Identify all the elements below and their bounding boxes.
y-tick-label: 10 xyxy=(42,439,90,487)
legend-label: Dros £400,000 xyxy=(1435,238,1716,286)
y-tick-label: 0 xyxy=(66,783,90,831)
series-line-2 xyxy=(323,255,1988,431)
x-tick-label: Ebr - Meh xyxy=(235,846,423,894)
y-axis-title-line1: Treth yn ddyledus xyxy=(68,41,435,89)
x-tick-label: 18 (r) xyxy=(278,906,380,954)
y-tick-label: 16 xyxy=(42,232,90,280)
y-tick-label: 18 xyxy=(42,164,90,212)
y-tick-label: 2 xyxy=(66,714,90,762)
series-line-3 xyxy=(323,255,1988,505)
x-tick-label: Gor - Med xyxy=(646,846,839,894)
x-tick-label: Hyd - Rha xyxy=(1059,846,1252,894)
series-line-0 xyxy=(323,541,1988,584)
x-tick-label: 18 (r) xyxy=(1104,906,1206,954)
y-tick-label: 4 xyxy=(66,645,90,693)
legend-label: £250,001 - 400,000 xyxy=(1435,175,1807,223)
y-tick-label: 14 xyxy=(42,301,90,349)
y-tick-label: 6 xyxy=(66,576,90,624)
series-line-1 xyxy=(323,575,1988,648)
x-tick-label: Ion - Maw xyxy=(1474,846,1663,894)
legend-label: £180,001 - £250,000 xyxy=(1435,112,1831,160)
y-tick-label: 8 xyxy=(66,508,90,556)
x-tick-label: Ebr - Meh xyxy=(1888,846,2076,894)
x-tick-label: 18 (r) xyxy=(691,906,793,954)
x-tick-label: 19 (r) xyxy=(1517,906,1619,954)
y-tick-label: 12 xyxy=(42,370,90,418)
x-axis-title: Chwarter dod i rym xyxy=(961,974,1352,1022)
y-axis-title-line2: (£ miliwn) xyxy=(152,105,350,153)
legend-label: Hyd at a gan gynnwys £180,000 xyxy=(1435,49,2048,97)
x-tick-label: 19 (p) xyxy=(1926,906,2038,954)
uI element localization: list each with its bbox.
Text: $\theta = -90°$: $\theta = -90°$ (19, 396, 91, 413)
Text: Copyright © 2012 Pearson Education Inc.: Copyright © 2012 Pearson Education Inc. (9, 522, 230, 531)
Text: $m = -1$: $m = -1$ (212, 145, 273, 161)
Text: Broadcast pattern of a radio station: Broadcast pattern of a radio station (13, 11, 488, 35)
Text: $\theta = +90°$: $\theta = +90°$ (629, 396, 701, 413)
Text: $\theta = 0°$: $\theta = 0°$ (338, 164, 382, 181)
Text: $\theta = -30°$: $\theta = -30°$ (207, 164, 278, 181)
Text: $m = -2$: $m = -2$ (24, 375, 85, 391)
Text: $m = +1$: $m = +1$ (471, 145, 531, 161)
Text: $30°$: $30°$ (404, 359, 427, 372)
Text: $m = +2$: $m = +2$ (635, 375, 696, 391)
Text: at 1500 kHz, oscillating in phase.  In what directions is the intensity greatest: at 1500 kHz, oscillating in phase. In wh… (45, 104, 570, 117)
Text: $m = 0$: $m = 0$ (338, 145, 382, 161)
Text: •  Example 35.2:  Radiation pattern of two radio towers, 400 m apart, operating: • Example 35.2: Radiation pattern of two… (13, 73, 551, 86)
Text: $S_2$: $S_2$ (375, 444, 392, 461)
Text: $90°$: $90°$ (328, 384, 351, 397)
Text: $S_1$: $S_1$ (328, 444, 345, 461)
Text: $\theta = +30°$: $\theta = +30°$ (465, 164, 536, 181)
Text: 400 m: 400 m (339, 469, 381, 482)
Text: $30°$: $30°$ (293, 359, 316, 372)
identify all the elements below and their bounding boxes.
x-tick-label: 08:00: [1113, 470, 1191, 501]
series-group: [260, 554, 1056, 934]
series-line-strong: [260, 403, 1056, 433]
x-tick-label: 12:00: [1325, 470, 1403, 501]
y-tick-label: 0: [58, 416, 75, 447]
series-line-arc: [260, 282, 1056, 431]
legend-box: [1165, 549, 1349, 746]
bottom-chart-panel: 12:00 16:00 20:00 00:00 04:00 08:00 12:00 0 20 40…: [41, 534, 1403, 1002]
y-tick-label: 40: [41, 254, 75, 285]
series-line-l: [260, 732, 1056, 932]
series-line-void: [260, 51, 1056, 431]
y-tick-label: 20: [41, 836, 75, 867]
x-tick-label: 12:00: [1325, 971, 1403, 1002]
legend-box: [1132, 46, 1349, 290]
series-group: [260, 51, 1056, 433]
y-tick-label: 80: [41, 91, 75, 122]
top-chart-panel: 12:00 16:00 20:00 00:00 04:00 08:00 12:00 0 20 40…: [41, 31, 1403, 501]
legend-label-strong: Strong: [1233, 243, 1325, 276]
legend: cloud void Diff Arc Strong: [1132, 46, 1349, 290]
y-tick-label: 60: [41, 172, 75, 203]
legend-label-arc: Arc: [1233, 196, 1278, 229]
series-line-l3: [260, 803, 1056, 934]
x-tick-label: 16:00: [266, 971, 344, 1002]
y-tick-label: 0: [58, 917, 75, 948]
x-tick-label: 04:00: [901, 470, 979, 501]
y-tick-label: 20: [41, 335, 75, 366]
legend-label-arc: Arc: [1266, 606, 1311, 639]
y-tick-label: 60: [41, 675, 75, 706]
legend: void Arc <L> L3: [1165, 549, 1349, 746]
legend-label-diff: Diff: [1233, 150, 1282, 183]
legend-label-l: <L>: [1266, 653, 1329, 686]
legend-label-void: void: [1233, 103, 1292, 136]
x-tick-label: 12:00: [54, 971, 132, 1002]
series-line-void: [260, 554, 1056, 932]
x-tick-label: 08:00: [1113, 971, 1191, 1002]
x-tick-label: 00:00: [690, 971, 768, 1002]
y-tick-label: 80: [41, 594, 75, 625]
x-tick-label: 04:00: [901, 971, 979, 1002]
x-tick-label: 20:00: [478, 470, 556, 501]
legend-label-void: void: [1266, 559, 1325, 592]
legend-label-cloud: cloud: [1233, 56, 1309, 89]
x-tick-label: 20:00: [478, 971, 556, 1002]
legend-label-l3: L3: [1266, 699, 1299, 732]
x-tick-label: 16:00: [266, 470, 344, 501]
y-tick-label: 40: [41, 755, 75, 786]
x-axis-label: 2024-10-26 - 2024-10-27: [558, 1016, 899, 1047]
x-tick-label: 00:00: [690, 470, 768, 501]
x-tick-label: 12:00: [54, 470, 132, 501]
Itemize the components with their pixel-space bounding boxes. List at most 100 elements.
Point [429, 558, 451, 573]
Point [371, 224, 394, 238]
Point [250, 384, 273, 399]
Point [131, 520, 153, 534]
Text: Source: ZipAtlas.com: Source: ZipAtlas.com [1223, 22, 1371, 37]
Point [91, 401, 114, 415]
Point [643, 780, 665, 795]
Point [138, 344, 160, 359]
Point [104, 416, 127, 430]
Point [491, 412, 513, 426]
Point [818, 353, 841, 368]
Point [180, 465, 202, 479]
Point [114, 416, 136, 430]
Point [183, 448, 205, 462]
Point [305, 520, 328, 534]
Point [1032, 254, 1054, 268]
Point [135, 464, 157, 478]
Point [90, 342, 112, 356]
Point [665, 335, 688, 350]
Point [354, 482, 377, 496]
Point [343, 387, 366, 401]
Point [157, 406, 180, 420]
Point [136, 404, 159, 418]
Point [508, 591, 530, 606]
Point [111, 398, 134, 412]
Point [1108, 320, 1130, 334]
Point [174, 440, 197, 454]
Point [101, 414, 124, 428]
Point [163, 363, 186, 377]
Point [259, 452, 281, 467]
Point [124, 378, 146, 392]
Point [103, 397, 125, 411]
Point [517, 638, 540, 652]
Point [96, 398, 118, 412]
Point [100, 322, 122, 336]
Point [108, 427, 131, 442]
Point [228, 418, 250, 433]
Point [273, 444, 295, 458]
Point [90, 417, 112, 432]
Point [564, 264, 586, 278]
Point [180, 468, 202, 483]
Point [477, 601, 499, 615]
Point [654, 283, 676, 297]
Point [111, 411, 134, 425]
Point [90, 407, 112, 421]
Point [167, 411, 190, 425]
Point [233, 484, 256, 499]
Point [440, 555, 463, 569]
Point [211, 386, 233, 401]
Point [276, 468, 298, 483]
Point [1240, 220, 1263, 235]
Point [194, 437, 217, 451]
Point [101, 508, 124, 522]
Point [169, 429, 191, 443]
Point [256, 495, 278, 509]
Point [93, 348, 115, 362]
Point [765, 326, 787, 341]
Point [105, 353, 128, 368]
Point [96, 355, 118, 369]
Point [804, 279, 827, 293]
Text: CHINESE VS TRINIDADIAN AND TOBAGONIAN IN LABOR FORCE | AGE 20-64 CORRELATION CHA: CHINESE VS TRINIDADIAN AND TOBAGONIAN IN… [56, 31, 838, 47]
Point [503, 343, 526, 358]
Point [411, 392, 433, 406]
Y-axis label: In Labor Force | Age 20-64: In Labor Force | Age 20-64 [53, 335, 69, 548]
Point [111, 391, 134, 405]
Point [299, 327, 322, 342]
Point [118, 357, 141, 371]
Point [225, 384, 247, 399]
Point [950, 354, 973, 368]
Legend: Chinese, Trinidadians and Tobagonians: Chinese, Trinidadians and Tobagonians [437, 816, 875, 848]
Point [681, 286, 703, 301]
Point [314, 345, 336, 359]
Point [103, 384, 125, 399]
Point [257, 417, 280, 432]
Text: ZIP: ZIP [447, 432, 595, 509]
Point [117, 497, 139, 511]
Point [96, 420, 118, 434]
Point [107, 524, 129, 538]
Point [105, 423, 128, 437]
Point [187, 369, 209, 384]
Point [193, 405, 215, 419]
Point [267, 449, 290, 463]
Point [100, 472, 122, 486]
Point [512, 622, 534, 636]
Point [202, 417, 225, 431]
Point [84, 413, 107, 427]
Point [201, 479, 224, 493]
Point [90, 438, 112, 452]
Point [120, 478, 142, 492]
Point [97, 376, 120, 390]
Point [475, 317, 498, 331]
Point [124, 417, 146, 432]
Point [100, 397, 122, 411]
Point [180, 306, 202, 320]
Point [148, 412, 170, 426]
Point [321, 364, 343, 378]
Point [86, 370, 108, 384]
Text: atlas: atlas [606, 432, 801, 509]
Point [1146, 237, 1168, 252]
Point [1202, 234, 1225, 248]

## Written problem:
Please return the items word for word, starting with the first line and going on through the line containing "y-tick-label: 2 xyxy=(66,714,90,762)", with both of those lines included.

## Response to this task:
Identify all the elements below and their bounding boxes.
y-tick-label: 10 xyxy=(42,439,90,487)
legend-label: Dros £400,000 xyxy=(1435,238,1716,286)
y-tick-label: 0 xyxy=(66,783,90,831)
series-line-2 xyxy=(323,255,1988,431)
x-tick-label: Ebr - Meh xyxy=(235,846,423,894)
y-axis-title-line1: Treth yn ddyledus xyxy=(68,41,435,89)
x-tick-label: 18 (r) xyxy=(278,906,380,954)
y-tick-label: 16 xyxy=(42,232,90,280)
y-tick-label: 18 xyxy=(42,164,90,212)
y-tick-label: 2 xyxy=(66,714,90,762)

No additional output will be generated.